[EXERCISE PASSAGE]
┌──

Personal information
- Full name: Roman Yuriyovych Pidkivka
- Date of birth: 9 May 1995 (age 31)
- Place of birth: Lviv, Ukraine
- Height: 1.90 m (6 ft 3 in)
- Position: Goalkeeper

Team information
- Current team: Ahrobiznes Volochysk
- Number: 77

Youth career
- 2008–2009: Karpaty Lviv
- 2009: Volyn Lutsk
- 2009–2012: Karpaty Lviv

Senior career*
- Years: Team / Apps / (Gls)
- 2012–2018: Karpaty Lviv / 47 / (0)
- 2019: Arsenal Kyiv / 14 / (0)
- 2019: Karpaty Lviv / 10 / (0)
- 2020–2021: Chornomorets Odesa / 14 / (0)
- 2022–2024: Inhulets Petrove / 1 / (0)
- 2024–: Ahrobiznes Volochysk / 36 / (0)

International career^{‡}
- 2014: Ukraine U19 / 1 / (0)
- 2014–2015: Ukraine U20 / 4 / (0)
- 2016: Ukraine U21 / 10 / (0)

└──

[PROVIDED MATERIAL]
┌──

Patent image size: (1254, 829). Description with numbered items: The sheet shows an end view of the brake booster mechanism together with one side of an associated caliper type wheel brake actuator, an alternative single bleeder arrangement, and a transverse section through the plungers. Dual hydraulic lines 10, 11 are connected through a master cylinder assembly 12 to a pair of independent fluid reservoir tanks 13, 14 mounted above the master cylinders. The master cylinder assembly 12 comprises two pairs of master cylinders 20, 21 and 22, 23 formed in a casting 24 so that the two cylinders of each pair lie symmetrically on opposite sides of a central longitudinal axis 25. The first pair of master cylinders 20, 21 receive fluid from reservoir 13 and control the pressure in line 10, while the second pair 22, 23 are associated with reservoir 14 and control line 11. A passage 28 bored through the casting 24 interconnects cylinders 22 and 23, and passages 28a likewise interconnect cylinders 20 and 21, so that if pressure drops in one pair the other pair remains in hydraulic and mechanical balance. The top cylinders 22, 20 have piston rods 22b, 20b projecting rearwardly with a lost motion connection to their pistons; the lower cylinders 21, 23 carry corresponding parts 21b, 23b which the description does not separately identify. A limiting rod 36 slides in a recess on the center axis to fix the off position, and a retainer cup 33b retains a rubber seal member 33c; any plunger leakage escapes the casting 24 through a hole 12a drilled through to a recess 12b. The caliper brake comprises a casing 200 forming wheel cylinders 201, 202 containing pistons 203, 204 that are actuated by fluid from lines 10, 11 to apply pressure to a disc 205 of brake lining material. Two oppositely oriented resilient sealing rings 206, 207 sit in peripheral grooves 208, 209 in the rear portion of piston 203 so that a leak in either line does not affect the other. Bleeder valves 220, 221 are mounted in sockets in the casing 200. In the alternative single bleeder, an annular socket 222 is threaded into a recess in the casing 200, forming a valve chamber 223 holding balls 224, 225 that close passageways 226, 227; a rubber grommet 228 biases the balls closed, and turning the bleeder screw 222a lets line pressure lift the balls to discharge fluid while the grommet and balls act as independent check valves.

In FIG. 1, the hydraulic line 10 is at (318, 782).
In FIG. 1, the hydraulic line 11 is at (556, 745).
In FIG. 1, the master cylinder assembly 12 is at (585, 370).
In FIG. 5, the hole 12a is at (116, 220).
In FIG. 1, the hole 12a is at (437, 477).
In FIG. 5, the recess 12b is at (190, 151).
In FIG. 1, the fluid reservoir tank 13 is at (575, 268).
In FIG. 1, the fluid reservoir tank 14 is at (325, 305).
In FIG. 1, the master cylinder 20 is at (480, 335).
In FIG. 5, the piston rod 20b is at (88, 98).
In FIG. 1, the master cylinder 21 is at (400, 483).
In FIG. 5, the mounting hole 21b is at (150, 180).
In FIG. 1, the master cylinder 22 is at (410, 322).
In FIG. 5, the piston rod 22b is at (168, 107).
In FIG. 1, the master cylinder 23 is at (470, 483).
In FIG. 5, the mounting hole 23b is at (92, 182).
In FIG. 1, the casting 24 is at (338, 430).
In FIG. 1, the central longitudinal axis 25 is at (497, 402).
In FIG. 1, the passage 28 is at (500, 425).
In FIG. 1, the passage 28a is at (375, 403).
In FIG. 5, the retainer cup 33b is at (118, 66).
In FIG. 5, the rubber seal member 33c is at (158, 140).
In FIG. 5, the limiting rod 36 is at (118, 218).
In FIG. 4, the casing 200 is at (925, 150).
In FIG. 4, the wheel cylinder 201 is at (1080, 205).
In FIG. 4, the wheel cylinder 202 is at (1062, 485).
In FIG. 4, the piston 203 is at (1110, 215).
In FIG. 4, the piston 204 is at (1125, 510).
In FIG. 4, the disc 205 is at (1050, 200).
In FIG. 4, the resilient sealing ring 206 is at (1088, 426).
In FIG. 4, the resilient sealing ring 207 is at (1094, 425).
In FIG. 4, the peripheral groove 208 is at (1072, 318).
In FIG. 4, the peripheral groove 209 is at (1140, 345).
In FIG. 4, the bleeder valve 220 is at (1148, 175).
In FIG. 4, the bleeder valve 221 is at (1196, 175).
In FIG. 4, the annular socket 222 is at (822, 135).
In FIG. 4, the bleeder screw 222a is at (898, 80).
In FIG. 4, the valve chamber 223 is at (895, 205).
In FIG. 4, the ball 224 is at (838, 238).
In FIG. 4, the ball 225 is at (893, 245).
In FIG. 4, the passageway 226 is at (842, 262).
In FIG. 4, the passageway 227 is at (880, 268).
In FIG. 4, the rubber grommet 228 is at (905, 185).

└──

[LIST OF TASKS]
**a)** In the footballer profile, revise the lines that begin at the words "- 2019: Arsenal" and stop after "Volochysk / 36 / (0)", changing "Chornomorets Odesa" to "Chornomorets".
**b)** Name each club that appears in the senior career section of the footballer profile, listing every club only once.
**c)** Resume the footballer profile after its final line and continue it.

[RESPONSES IN ORDER]
**a)**
- 2019: Arsenal Kyiv / 14 / (0)
- 2019: Karpaty Lviv / 10 / (0)
- 2020–2021: Chornomorets / 14 / (0)
- 2022–2024: Inhulets Petrove / 1 / (0)
- 2024–: Ahrobiznes Volochysk / 36 / (0)

**b)** Karpaty Lviv, Arsenal Kyiv, Chornomorets Odesa, Inhulets Petrove, Ahrobiznes Volochysk

**c)**
= Roman Pidkivka =

Ukrainian footballer

Roman Yuriyovych Pidkivka (Роман Юрійович Підківка; born 9 May 1995) is a Ukrainian professional footballer who plays as a goalkeeper for Ahrobiznes Volochysk.

==Career==
Pidkivka is the product of the Karpaty Lviv Youth School System.

He made his debut for FC Karpaty playing against FC Vorskla Poltava on 14 July 2013 in Ukrainian Premier League.

In February 2019, Pidkivka moved to Arsenal Kyiv on a free transfer. He made his league debut for the club on 24 February 2019 in a 2–0 away defeat to FC Desna.